* [Dataset content]

begin

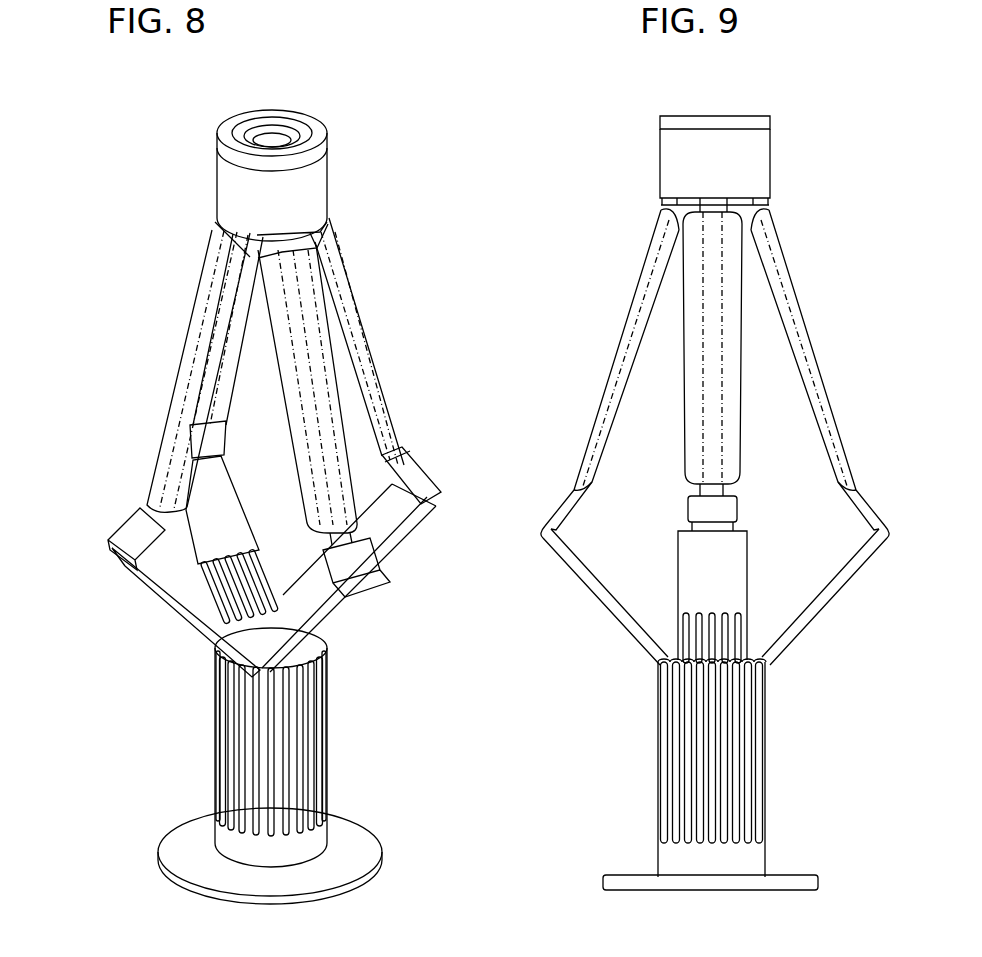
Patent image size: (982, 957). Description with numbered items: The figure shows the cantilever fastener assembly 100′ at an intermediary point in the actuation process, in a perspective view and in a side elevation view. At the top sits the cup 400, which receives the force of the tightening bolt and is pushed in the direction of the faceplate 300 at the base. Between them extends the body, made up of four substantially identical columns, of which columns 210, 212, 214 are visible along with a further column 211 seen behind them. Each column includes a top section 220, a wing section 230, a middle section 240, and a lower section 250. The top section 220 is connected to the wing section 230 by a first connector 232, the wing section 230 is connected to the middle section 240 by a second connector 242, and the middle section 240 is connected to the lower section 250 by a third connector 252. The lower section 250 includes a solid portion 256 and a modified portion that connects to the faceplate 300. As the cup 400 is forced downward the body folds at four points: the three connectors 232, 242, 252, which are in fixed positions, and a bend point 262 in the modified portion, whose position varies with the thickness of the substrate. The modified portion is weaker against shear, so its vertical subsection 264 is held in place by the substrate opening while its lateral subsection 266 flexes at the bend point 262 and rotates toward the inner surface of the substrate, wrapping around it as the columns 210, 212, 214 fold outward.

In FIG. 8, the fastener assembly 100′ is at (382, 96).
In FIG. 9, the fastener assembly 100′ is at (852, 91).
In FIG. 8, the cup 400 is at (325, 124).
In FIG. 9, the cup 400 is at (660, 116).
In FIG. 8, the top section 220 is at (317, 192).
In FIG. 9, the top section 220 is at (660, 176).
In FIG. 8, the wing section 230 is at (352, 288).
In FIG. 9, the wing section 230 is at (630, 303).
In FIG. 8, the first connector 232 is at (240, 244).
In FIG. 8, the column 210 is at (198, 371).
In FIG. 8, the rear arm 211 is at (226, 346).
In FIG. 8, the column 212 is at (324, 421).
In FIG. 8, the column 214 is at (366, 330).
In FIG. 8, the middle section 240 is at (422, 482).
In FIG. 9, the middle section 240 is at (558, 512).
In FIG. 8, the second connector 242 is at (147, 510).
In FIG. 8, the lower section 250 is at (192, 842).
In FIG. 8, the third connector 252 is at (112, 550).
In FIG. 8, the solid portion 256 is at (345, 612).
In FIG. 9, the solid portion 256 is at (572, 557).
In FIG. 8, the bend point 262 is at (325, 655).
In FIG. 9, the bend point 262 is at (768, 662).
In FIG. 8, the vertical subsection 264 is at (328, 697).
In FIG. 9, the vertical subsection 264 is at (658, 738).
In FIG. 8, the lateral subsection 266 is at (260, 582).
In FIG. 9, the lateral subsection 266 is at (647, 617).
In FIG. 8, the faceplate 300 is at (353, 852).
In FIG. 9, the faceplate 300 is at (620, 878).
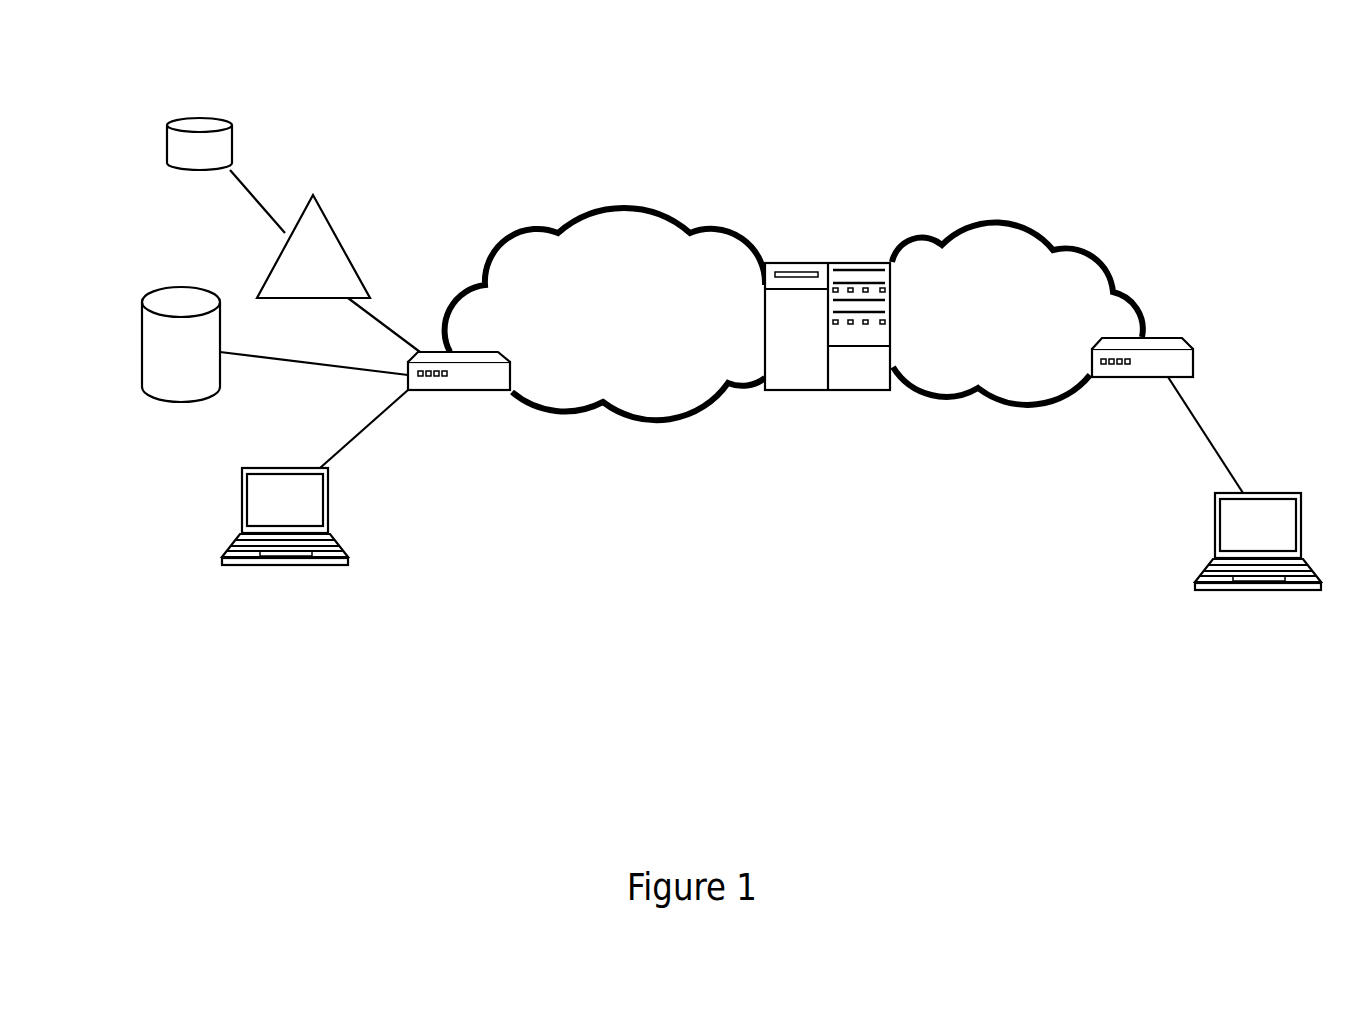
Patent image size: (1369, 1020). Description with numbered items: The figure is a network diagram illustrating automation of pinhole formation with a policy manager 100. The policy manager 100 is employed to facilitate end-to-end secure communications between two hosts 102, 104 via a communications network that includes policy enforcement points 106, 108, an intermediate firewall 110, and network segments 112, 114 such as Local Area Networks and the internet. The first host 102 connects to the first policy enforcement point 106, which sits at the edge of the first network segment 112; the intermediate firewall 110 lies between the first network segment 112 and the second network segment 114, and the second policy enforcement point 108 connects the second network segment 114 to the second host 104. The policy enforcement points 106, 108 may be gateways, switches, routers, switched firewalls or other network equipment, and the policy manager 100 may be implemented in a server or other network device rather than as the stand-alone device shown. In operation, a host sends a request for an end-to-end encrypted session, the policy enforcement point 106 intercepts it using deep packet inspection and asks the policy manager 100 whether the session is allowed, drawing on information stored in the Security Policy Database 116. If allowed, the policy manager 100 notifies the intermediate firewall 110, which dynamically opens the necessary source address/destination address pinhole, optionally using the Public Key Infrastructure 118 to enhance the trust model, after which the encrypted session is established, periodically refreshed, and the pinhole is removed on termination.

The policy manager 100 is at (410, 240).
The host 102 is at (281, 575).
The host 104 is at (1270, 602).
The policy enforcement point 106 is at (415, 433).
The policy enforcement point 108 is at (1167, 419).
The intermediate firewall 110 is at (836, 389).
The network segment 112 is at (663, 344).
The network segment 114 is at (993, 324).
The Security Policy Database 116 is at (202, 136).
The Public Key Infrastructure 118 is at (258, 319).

end

* [Exercise aim] Please turn the lines above into one numbered list with the blank lines left out, and keep the pictures out of your answer.

* [Answer below]
1. Patent image size: (982, 957). Description with numbered items: The figure shows the cantilever fastener assembly 100′ at an intermediary point in the actuation process, in a perspective view and in a side elevation view. At the top sits the cup 400, which receives the force of the tightening bolt and is pushed in the direction of the faceplate 300 at the base. Between them extends the body, made up of four substantially identical columns, of which columns 210, 212, 214 are visible along with a further column 211 seen behind them. Each column includes a top section 220, a wing section 230, a middle section 240, and a lower section 250. The top section 220 is connected to the wing section 230 by a first connector 232, the wing section 230 is connected to the middle section 240 by a second connector 242, and the middle section 240 is connected to the lower section 250 by a third connector 252. The lower section 250 includes a solid portion 256 and a modified portion that connects to the faceplate 300. As the cup 400 is forced downward the body folds at four points: the three connectors 232, 242, 252, which are in fixed positions, and a bend point 262 in the modified portion, whose position varies with the thickness of the substrate. The modified portion is weaker against shear, so its vertical subsection 264 is held in place by the substrate opening while its lateral subsection 266 flexes at the bend point 262 and rotates toward the inner surface of the substrate, wrapping around it as the columns 210, 212, 214 fold outward.
2. In FIG. 8, the fastener assembly 100′ is at (382, 96).
3. In FIG. 9, the fastener assembly 100′ is at (852, 91).
4. In FIG. 8, the cup 400 is at (325, 124).
5. In FIG. 9, the cup 400 is at (660, 116).
6. In FIG. 8, the top section 220 is at (317, 192).
7. In FIG. 9, the top section 220 is at (660, 176).
8. In FIG. 8, the wing section 230 is at (352, 288).
9. In FIG. 9, the wing section 230 is at (630, 303).
10. In FIG. 8, the first connector 232 is at (240, 244).
11. In FIG. 8, the column 210 is at (198, 371).
12. In FIG. 8, the rear arm 211 is at (226, 346).
13. In FIG. 8, the column 212 is at (324, 421).
14. In FIG. 8, the column 214 is at (366, 330).
15. In FIG. 8, the middle section 240 is at (422, 482).
16. In FIG. 9, the middle section 240 is at (558, 512).
17. In FIG. 8, the second connector 242 is at (147, 510).
18. In FIG. 8, the lower section 250 is at (192, 842).
19. In FIG. 8, the third connector 252 is at (112, 550).
20. In FIG. 8, the solid portion 256 is at (345, 612).
21. In FIG. 9, the solid portion 256 is at (572, 557).
22. In FIG. 8, the bend point 262 is at (325, 655).
23. In FIG. 9, the bend point 262 is at (768, 662).
24. In FIG. 8, the vertical subsection 264 is at (328, 697).
25. In FIG. 9, the vertical subsection 264 is at (658, 738).
26. In FIG. 8, the lateral subsection 266 is at (260, 582).
27. In FIG. 9, the lateral subsection 266 is at (647, 617).
28. In FIG. 8, the faceplate 300 is at (353, 852).
29. In FIG. 9, the faceplate 300 is at (620, 878).
30. Patent image size: (1369, 1020). Description with numbered items: The figure is a network diagram illustrating automation of pinhole formation with a policy manager 100. The policy manager 100 is employed to facilitate end-to-end secure communications between two hosts 102, 104 via a communications network that includes policy enforcement points 106, 108, an intermediate firewall 110, and network segments 112, 114 such as Local Area Networks and the internet. The first host 102 connects to the first policy enforcement point 106, which sits at the edge of the first network segment 112; the intermediate firewall 110 lies between the first network segment 112 and the second network segment 114, and the second policy enforcement point 108 connects the second network segment 114 to the second host 104. The policy enforcement points 106, 108 may be gateways, switches, routers, switched firewalls or other network equipment, and the policy manager 100 may be implemented in a server or other network device rather than as the stand-alone device shown. In operation, a host sends a request for an end-to-end encrypted session, the policy enforcement point 106 intercepts it using deep packet inspection and asks the policy manager 100 whether the session is allowed, drawing on information stored in the Security Policy Database 116. If allowed, the policy manager 100 notifies the intermediate firewall 110, which dynamically opens the necessary source address/destination address pinhole, optionally using the Public Key Infrastructure 118 to enhance the trust model, after which the encrypted session is established, periodically refreshed, and the pinhole is removed on termination.
31. The policy manager 100 is at (410, 240).
32. The host 102 is at (281, 575).
33. The host 104 is at (1270, 602).
34. The policy enforcement point 106 is at (415, 433).
35. The policy enforcement point 108 is at (1167, 419).
36. The intermediate firewall 110 is at (836, 389).
37. The network segment 112 is at (663, 344).
38. The network segment 114 is at (993, 324).
39. The Security Policy Database 116 is at (202, 136).
40. The Public Key Infrastructure 118 is at (258, 319).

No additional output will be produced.